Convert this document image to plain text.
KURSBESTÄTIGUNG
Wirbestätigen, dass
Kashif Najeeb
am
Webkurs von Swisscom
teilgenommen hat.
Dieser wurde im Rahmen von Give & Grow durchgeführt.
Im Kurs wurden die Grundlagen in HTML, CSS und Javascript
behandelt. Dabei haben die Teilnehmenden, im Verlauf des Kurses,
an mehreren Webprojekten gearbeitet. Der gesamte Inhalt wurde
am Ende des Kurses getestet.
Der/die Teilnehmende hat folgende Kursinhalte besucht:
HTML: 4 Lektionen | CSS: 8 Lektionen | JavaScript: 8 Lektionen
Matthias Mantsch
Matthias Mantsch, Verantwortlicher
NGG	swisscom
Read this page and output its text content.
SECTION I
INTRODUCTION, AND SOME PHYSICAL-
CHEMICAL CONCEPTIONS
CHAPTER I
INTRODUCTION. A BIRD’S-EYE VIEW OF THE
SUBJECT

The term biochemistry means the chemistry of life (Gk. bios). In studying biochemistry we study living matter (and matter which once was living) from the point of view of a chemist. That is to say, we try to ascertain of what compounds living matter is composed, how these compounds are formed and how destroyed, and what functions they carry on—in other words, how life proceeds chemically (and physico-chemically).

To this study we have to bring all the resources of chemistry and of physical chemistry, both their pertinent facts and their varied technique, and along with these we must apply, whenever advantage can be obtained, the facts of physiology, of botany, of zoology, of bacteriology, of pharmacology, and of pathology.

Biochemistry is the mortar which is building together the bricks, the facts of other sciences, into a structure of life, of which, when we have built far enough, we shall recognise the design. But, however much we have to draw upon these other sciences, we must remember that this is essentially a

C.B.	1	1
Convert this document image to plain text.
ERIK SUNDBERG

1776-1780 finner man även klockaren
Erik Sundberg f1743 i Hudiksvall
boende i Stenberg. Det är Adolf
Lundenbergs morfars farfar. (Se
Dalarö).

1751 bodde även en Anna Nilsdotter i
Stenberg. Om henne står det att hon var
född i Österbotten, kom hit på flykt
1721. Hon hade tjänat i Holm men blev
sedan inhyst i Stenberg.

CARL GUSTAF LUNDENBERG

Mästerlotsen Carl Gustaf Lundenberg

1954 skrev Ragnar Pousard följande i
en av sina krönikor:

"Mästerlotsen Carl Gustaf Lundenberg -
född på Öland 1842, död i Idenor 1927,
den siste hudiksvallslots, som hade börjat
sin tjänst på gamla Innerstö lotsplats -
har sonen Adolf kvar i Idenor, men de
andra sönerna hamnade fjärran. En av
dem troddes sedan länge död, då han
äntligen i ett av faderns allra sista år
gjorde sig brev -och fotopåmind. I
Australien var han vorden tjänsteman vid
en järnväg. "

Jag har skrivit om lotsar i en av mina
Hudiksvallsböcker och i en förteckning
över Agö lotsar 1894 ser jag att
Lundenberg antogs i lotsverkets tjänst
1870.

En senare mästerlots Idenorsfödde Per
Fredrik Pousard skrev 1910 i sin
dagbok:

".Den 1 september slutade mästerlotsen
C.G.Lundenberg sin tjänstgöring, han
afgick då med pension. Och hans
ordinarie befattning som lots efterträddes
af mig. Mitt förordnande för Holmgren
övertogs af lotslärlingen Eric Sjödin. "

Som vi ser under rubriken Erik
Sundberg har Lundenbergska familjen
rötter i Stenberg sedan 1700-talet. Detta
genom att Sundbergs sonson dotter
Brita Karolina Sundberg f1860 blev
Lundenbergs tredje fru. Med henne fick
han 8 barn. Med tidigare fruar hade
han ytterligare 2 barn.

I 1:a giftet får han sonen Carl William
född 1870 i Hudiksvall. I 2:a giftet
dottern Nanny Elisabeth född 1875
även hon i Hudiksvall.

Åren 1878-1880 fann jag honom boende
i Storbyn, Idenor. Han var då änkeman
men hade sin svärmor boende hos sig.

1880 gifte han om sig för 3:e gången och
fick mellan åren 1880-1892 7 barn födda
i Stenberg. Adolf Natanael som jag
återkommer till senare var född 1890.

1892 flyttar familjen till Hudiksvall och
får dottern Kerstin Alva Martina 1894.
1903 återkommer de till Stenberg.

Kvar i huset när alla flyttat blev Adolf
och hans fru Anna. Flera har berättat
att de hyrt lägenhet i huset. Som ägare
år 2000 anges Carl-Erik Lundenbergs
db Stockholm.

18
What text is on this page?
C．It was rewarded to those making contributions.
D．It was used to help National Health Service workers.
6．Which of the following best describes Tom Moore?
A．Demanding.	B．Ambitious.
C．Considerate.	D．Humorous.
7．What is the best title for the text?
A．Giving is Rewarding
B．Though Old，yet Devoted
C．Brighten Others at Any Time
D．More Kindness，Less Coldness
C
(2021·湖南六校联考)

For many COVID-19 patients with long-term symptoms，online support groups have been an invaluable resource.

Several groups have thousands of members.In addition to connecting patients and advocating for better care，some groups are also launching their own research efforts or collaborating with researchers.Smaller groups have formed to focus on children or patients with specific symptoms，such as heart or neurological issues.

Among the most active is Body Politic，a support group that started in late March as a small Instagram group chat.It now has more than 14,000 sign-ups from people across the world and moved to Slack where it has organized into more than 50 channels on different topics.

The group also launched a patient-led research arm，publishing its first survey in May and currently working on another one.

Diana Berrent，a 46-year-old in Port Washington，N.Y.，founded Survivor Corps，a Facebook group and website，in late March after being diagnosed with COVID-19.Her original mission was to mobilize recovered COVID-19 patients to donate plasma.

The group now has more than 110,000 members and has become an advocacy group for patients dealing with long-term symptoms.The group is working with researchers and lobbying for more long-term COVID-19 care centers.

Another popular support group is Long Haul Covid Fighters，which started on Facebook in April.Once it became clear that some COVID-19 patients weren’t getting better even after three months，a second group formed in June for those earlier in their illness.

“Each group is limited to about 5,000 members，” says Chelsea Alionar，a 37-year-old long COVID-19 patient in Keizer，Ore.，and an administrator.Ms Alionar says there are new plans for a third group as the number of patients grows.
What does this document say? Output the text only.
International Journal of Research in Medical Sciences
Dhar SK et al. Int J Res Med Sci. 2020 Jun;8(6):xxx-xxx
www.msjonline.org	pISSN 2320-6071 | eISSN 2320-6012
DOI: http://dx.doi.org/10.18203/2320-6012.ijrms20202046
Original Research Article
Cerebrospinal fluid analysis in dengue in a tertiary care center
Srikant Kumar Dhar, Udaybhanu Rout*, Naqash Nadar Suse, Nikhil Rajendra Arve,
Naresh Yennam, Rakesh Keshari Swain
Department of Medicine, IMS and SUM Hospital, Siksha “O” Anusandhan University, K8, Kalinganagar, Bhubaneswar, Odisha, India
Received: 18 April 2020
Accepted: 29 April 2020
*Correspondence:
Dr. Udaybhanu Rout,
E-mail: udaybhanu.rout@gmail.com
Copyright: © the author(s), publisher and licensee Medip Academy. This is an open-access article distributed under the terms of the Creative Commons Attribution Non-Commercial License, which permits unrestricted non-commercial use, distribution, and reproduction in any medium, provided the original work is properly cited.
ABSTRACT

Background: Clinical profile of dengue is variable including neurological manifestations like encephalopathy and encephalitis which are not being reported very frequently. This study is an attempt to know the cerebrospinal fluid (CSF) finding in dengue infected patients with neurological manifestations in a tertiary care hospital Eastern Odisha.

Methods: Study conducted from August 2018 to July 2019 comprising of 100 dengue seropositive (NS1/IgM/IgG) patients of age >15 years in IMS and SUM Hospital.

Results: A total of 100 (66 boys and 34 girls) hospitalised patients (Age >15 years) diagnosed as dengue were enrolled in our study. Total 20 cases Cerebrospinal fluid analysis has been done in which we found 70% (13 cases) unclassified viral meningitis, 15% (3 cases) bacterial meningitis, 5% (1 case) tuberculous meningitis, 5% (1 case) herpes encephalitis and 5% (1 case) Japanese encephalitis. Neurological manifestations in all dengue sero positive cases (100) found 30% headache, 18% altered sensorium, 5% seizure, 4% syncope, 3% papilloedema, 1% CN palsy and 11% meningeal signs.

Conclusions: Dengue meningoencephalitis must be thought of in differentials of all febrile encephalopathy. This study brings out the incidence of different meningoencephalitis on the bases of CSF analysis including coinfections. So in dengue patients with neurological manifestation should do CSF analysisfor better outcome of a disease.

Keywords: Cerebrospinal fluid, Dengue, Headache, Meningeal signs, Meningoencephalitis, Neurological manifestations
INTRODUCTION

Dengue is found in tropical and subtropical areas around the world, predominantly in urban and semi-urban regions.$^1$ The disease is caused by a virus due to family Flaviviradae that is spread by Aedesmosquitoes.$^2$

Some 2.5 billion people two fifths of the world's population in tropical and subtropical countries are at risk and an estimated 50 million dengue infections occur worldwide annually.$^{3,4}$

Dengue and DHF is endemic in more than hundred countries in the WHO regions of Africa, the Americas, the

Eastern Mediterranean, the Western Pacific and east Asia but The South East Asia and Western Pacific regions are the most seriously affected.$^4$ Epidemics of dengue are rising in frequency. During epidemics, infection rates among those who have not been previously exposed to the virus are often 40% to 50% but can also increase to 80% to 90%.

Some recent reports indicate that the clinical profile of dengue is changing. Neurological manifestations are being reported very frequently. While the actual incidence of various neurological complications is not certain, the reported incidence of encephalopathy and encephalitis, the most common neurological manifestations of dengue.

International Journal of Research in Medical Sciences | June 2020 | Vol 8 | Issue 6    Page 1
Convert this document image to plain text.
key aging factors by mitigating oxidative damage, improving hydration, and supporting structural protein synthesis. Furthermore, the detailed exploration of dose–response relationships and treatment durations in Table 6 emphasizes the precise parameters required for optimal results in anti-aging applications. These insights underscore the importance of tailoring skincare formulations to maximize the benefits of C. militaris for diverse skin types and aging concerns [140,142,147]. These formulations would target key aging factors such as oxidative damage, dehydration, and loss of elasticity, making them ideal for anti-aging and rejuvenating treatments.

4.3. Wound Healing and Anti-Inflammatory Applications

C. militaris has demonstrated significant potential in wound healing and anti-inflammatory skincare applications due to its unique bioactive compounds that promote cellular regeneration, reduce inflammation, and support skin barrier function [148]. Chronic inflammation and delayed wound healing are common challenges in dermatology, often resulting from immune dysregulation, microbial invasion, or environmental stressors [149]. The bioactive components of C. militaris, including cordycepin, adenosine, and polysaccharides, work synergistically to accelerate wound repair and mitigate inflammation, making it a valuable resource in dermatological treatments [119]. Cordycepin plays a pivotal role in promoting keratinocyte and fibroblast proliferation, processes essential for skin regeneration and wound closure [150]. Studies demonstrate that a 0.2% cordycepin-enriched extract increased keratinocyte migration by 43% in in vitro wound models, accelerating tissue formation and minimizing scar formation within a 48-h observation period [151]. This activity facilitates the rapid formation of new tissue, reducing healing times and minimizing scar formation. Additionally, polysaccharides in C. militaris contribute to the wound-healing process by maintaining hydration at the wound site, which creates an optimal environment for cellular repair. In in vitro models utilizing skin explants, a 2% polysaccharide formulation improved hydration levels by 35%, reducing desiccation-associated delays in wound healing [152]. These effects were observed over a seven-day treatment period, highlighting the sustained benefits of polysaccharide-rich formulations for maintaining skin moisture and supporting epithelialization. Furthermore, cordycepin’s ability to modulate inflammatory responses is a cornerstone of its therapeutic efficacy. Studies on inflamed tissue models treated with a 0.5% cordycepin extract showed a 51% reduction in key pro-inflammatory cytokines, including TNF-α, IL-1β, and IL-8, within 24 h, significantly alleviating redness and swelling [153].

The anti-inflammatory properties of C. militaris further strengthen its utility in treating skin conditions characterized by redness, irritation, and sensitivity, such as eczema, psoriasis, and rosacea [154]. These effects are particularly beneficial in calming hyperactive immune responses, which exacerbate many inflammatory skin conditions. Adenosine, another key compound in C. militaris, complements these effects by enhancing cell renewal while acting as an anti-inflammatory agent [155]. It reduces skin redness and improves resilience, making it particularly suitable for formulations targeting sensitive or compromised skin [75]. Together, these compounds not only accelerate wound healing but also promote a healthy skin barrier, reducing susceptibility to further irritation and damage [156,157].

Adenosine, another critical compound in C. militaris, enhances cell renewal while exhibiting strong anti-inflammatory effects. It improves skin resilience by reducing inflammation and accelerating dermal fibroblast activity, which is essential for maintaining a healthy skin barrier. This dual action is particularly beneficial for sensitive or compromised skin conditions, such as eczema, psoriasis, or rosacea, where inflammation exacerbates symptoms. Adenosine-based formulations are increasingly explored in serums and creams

- _WHAT THE EXERCISE ASKS_
When a line in the records holds the string "Matthias", copy that line.

- _COMPLETED EXERCISE_
Matthias Mantsch
Matthias Mantsch, Verantwortlicher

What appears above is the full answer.